● Data for the task

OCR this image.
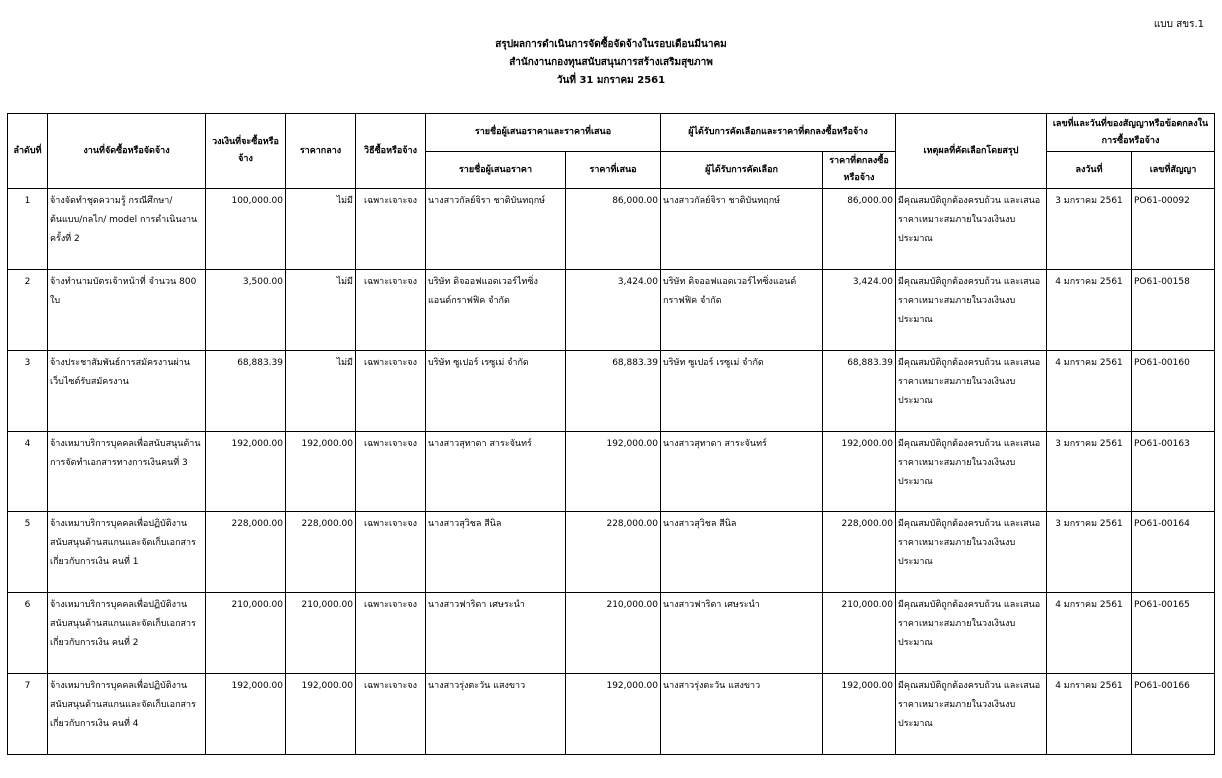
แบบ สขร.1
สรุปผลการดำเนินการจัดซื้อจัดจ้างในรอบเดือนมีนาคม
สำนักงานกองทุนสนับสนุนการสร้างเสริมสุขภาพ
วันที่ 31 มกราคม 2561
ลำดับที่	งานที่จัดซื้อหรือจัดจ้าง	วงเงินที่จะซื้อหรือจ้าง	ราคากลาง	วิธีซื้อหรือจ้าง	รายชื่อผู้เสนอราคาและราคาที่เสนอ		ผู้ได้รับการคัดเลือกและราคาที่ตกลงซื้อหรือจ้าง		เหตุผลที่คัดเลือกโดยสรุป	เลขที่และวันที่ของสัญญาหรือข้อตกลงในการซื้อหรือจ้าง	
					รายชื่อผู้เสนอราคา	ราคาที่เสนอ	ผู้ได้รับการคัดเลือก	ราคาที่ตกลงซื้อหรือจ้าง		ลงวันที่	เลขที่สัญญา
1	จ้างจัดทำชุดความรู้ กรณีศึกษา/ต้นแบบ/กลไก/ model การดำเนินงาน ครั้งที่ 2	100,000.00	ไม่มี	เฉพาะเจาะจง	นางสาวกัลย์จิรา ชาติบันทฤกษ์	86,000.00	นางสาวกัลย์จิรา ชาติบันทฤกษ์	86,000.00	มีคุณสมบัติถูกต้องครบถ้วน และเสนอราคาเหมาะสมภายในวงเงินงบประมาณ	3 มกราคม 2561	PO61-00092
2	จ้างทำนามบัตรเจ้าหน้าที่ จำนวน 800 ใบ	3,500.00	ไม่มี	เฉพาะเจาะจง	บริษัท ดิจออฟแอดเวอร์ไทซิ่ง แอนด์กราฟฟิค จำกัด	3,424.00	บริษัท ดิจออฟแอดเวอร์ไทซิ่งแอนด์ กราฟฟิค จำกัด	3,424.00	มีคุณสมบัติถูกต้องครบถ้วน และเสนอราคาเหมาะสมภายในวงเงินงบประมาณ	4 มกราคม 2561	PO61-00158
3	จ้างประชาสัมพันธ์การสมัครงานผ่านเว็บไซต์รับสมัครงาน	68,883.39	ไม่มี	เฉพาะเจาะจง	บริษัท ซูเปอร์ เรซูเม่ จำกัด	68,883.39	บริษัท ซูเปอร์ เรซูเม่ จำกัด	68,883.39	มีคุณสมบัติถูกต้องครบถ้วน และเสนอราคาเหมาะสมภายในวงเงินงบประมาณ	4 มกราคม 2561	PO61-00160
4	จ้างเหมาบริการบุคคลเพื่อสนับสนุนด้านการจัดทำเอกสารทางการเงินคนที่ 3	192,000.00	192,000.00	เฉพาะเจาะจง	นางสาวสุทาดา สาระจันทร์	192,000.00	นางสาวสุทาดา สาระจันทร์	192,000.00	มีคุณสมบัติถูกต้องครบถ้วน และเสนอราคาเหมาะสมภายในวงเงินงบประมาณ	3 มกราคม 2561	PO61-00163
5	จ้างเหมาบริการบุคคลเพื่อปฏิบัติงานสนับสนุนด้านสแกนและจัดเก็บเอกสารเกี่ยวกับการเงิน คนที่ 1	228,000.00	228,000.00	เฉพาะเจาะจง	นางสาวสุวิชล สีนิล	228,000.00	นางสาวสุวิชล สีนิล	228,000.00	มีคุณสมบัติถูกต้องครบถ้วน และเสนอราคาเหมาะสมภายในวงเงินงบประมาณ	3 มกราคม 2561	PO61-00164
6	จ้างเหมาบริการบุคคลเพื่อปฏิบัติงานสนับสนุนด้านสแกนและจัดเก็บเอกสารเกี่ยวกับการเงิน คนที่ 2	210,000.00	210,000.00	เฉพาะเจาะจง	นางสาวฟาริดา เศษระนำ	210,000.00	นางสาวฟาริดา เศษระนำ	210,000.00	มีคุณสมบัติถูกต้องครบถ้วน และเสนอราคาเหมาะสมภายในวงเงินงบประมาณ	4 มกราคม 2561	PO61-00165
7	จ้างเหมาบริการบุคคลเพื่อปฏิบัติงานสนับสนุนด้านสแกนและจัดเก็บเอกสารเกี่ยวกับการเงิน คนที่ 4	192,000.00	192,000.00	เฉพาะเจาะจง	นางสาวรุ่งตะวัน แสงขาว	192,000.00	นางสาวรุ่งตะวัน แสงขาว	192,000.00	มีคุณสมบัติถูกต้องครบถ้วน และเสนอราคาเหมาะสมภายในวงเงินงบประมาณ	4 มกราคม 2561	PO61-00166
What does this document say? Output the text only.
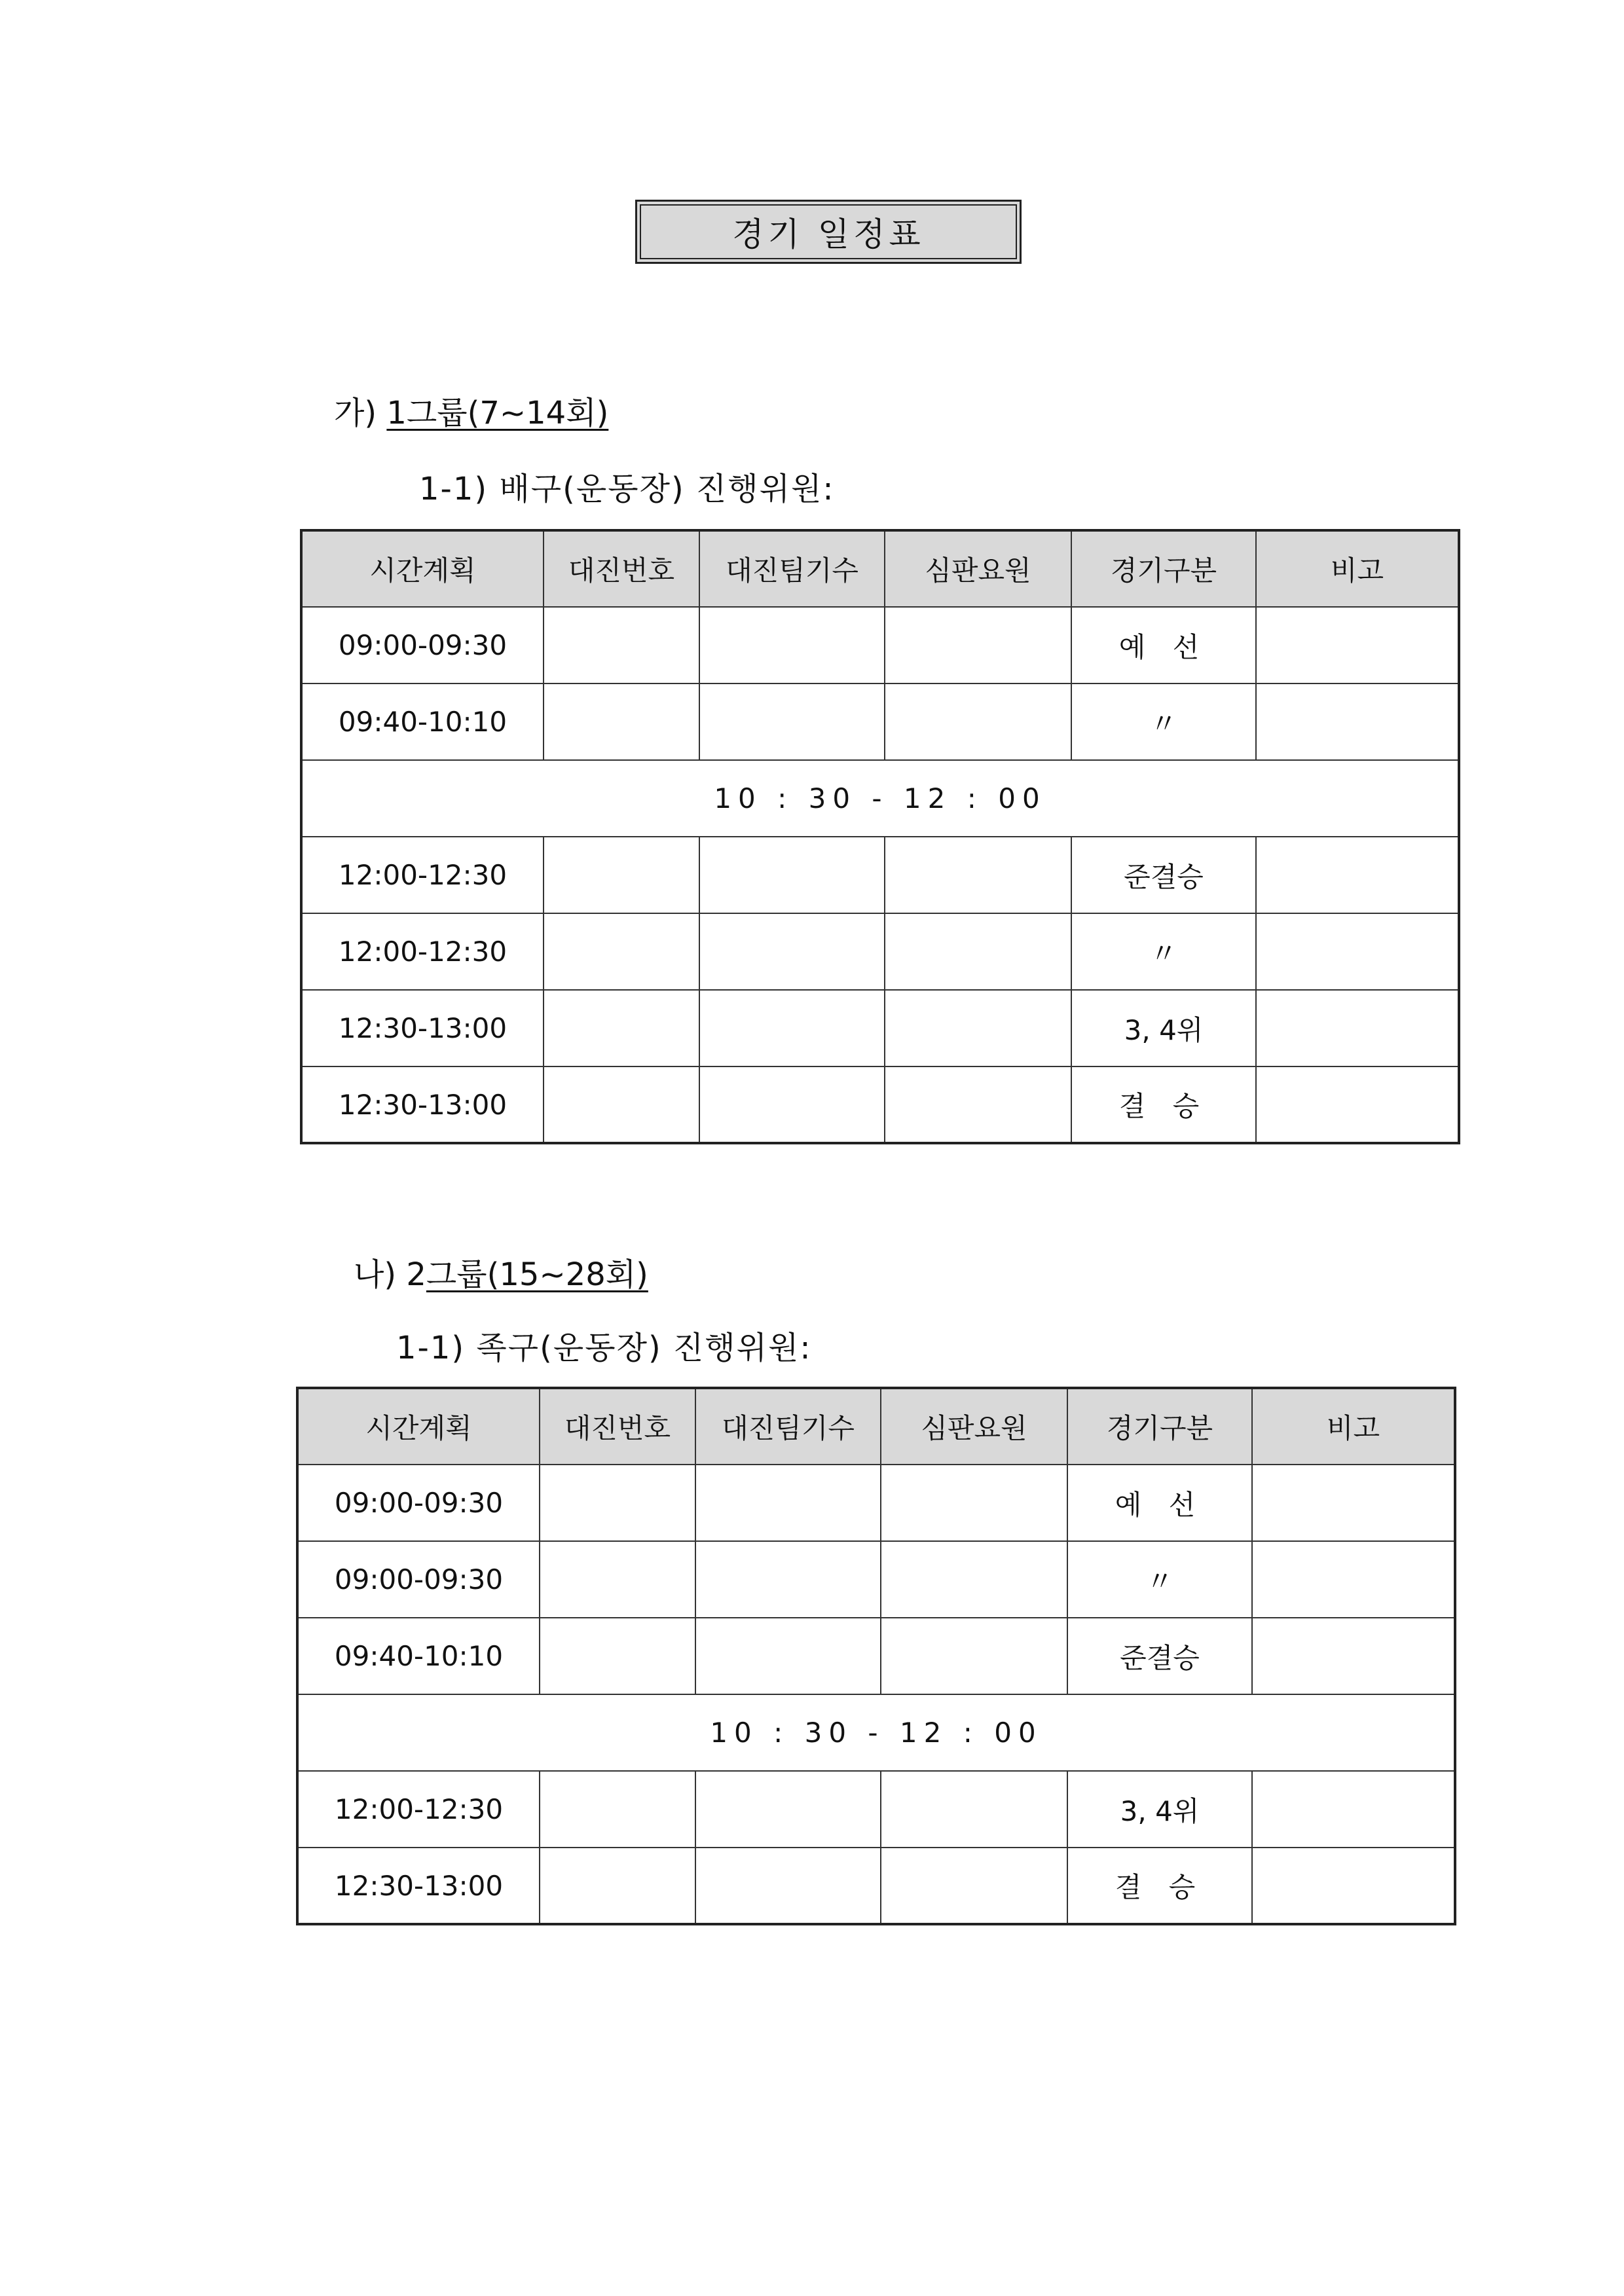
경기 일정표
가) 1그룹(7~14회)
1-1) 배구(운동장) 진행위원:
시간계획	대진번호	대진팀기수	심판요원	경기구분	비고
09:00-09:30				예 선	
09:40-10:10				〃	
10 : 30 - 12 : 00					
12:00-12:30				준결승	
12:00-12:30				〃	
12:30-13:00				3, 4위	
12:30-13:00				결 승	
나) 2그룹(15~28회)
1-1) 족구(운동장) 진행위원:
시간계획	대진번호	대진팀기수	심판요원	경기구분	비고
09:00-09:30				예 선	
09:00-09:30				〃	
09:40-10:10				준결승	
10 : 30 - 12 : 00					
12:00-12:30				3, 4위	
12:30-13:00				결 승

● Exercise description
With pictures left out, repeat exactly the lines from the line bearing "What does this" through the final line of the records above.

● Result of this task
What does this document say? Output the text only.
경기 일정표
가) 1그룹(7~14회)
1-1) 배구(운동장) 진행위원:
시간계획	대진번호	대진팀기수	심판요원	경기구분	비고
09:00-09:30				예 선	
09:40-10:10				〃	
10 : 30 - 12 : 00					
12:00-12:30				준결승	
12:00-12:30				〃	
12:30-13:00				3, 4위	
12:30-13:00				결 승	
나) 2그룹(15~28회)
1-1) 족구(운동장) 진행위원:
시간계획	대진번호	대진팀기수	심판요원	경기구분	비고
09:00-09:30				예 선	
09:00-09:30				〃	
09:40-10:10				준결승	
10 : 30 - 12 : 00					
12:00-12:30				3, 4위	
12:30-13:00				결 승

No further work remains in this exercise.